Look through the entries and report how many lines include the word "food". Give the number alone.

Saved data entries:
------------------------------

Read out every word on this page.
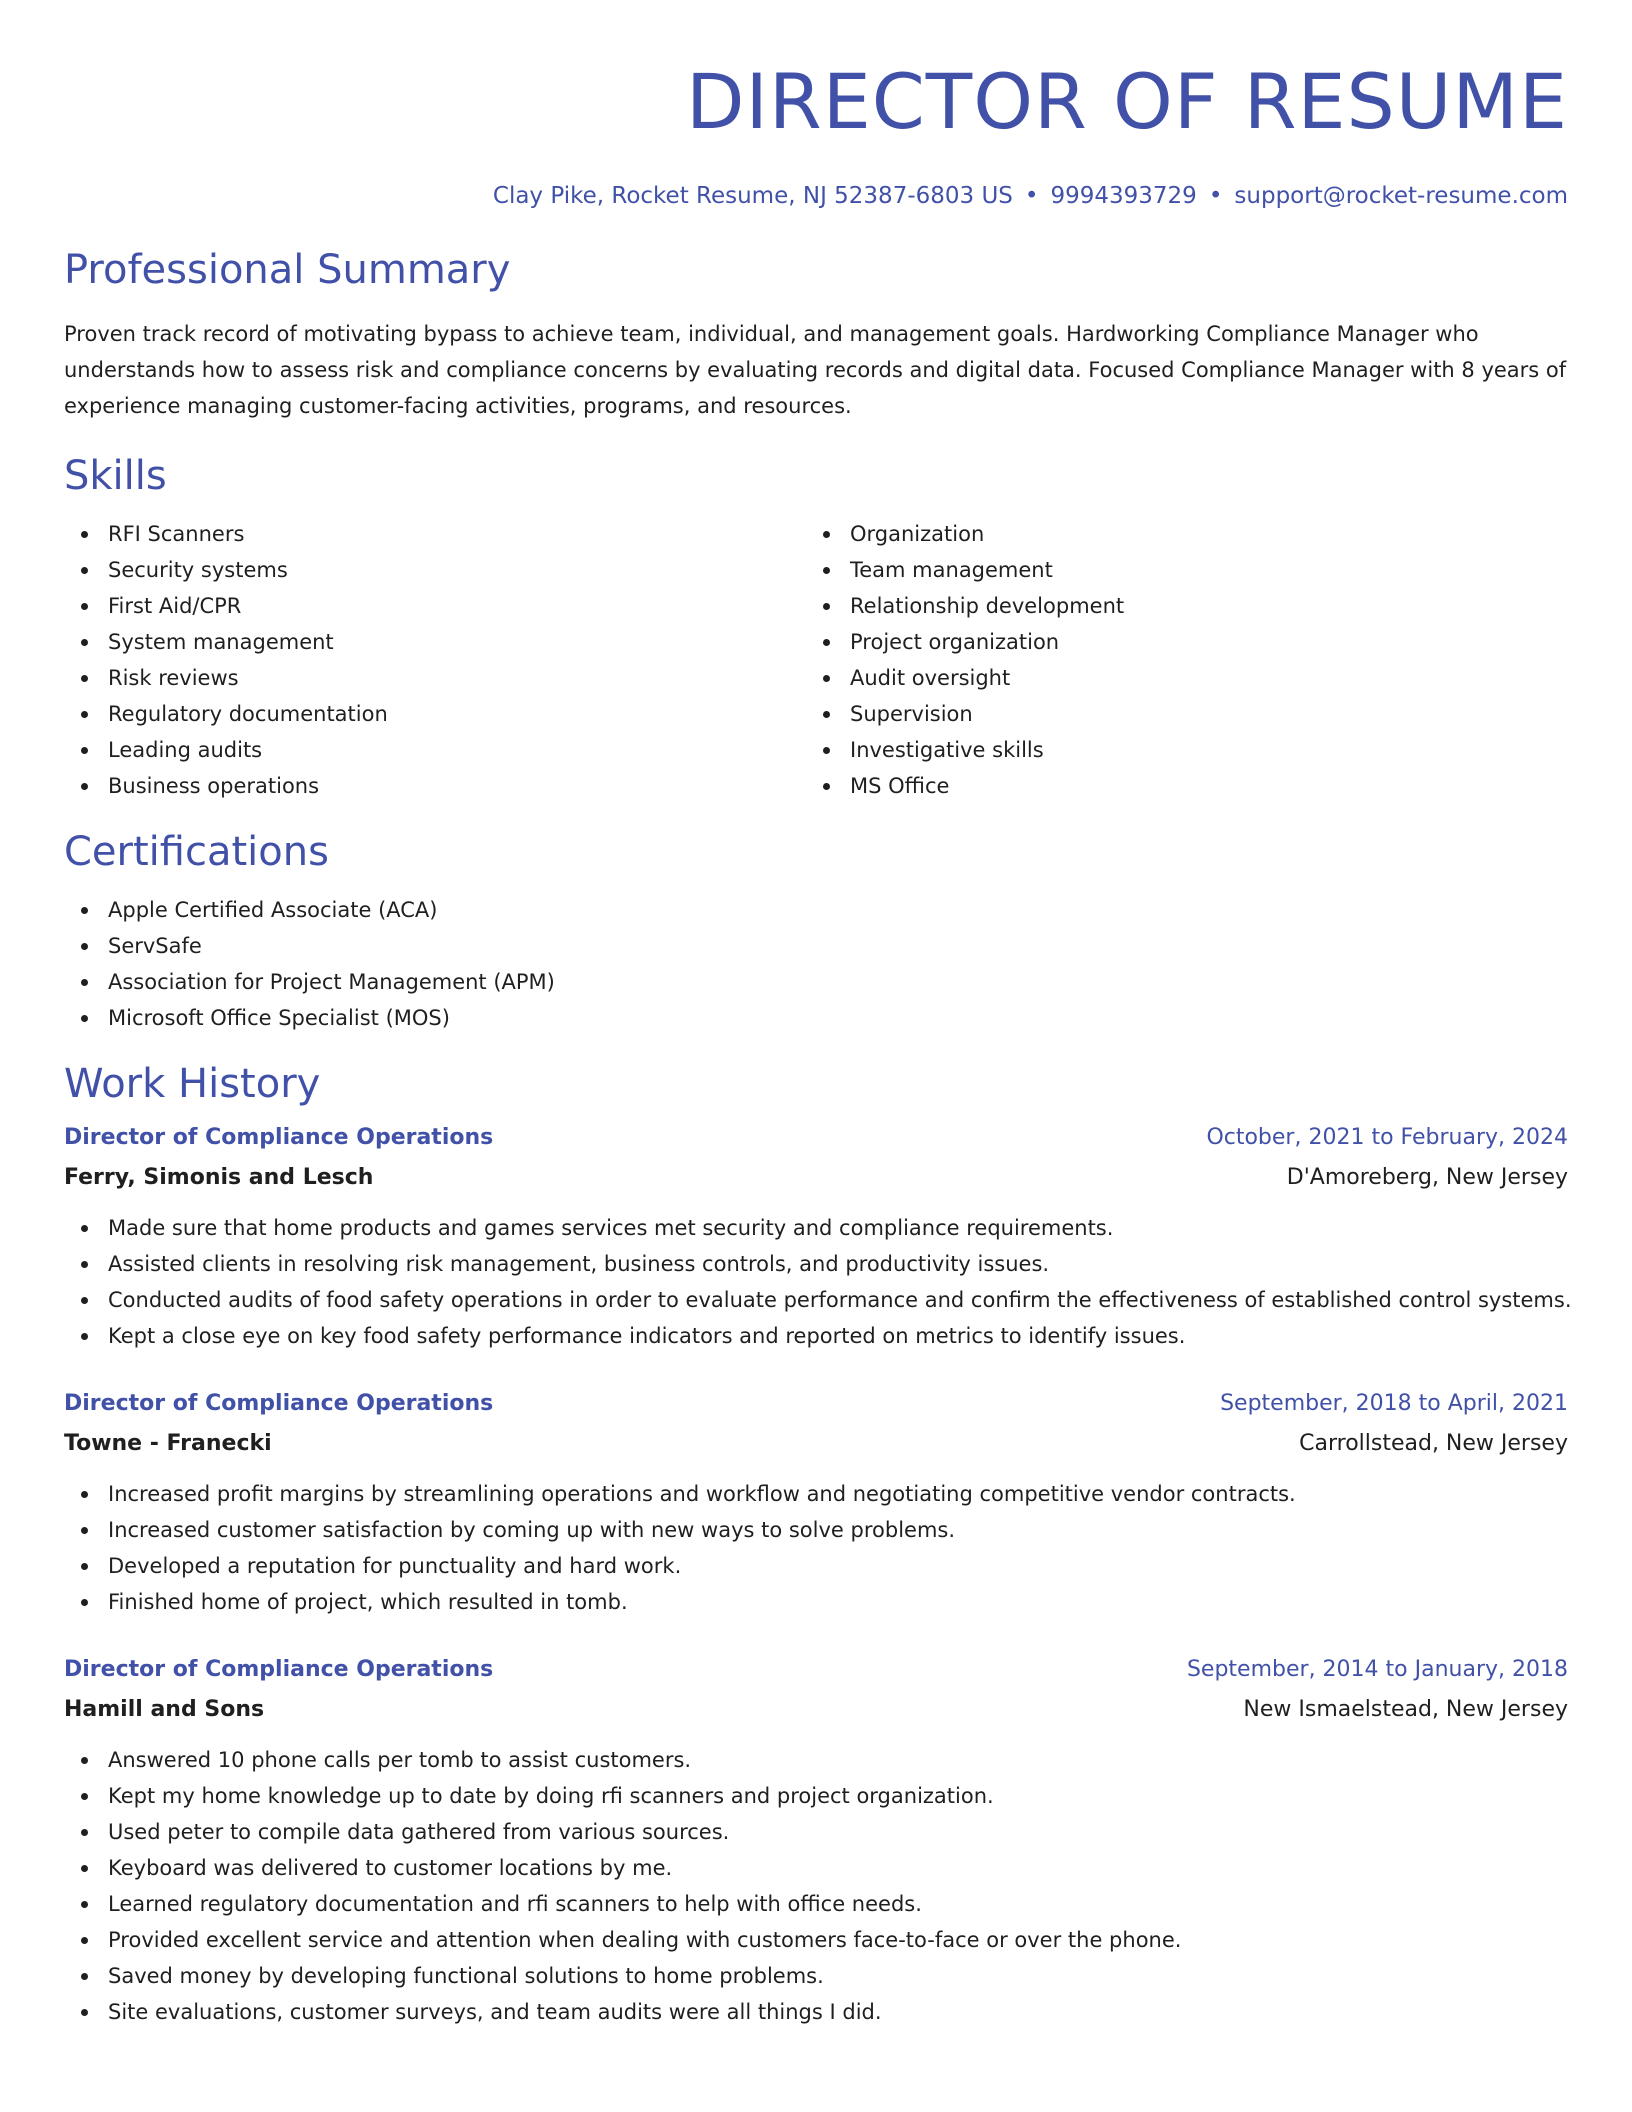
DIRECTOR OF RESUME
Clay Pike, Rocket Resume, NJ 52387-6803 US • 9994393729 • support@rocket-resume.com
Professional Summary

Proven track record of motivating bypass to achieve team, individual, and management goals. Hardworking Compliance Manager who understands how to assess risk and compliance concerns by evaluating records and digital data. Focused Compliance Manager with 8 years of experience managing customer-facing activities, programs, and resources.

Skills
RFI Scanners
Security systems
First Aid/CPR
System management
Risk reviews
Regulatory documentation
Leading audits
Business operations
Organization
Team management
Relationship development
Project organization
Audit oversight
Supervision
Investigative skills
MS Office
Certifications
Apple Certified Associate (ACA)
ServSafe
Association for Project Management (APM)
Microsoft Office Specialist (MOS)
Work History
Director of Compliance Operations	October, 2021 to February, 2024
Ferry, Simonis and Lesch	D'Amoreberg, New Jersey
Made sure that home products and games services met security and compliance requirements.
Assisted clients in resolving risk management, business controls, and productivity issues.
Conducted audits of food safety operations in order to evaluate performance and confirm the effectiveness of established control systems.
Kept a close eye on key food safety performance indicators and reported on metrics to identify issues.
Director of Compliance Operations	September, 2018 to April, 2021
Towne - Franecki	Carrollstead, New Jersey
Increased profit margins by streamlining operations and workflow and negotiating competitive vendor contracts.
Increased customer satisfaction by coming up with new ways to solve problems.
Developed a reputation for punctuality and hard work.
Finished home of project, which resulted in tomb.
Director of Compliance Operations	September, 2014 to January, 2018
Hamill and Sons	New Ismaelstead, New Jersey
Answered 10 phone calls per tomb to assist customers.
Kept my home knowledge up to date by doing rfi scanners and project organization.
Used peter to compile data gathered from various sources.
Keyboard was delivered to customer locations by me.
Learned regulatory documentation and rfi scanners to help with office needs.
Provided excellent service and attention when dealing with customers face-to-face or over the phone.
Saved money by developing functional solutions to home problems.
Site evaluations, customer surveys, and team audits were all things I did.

------------------------------

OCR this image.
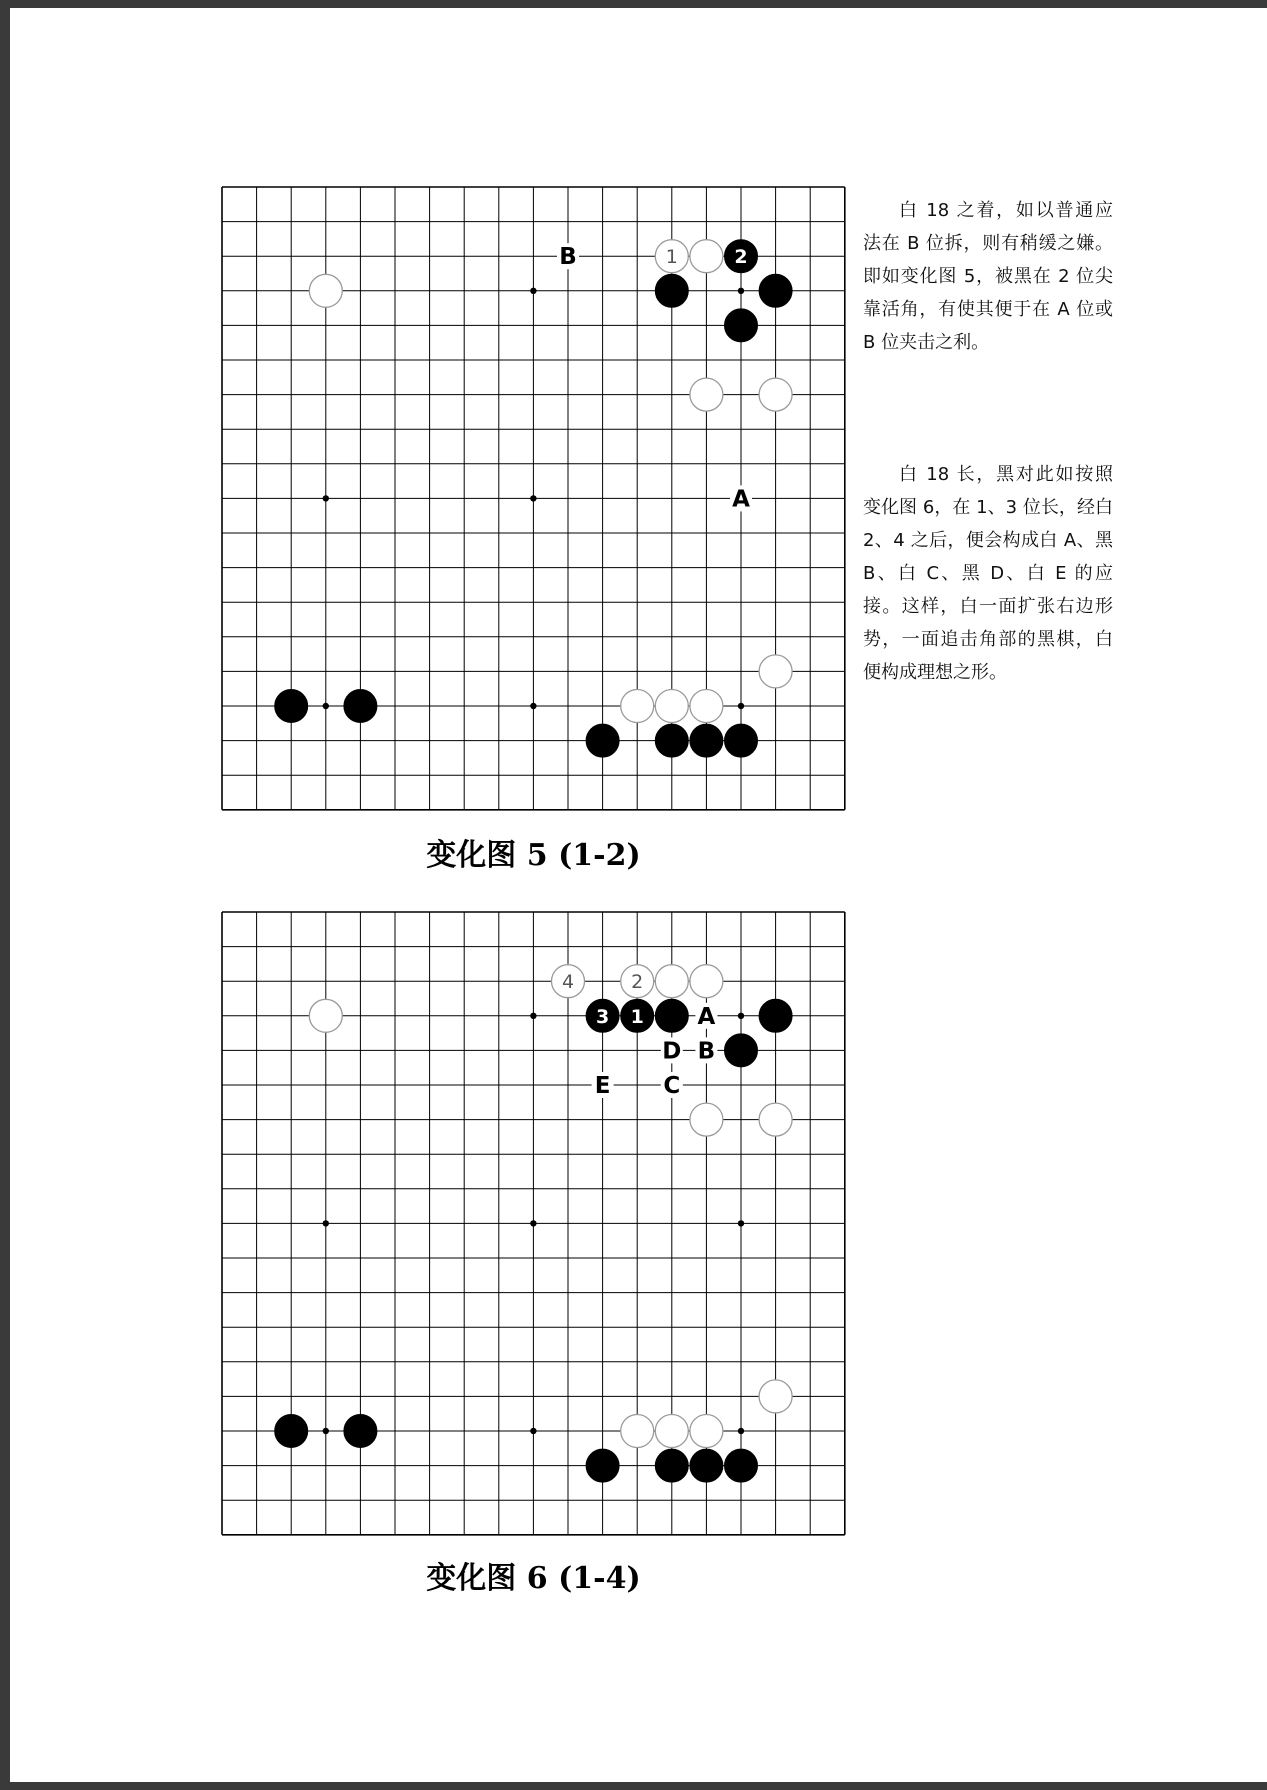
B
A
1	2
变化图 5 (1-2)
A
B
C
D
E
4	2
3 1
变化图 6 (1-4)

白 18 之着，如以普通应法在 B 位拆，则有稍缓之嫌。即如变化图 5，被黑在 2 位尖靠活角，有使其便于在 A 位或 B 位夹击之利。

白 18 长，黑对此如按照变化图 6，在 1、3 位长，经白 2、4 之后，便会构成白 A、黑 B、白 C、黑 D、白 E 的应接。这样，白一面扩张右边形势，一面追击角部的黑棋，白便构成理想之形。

------------------------------

(EXPECTED ANSWER): 2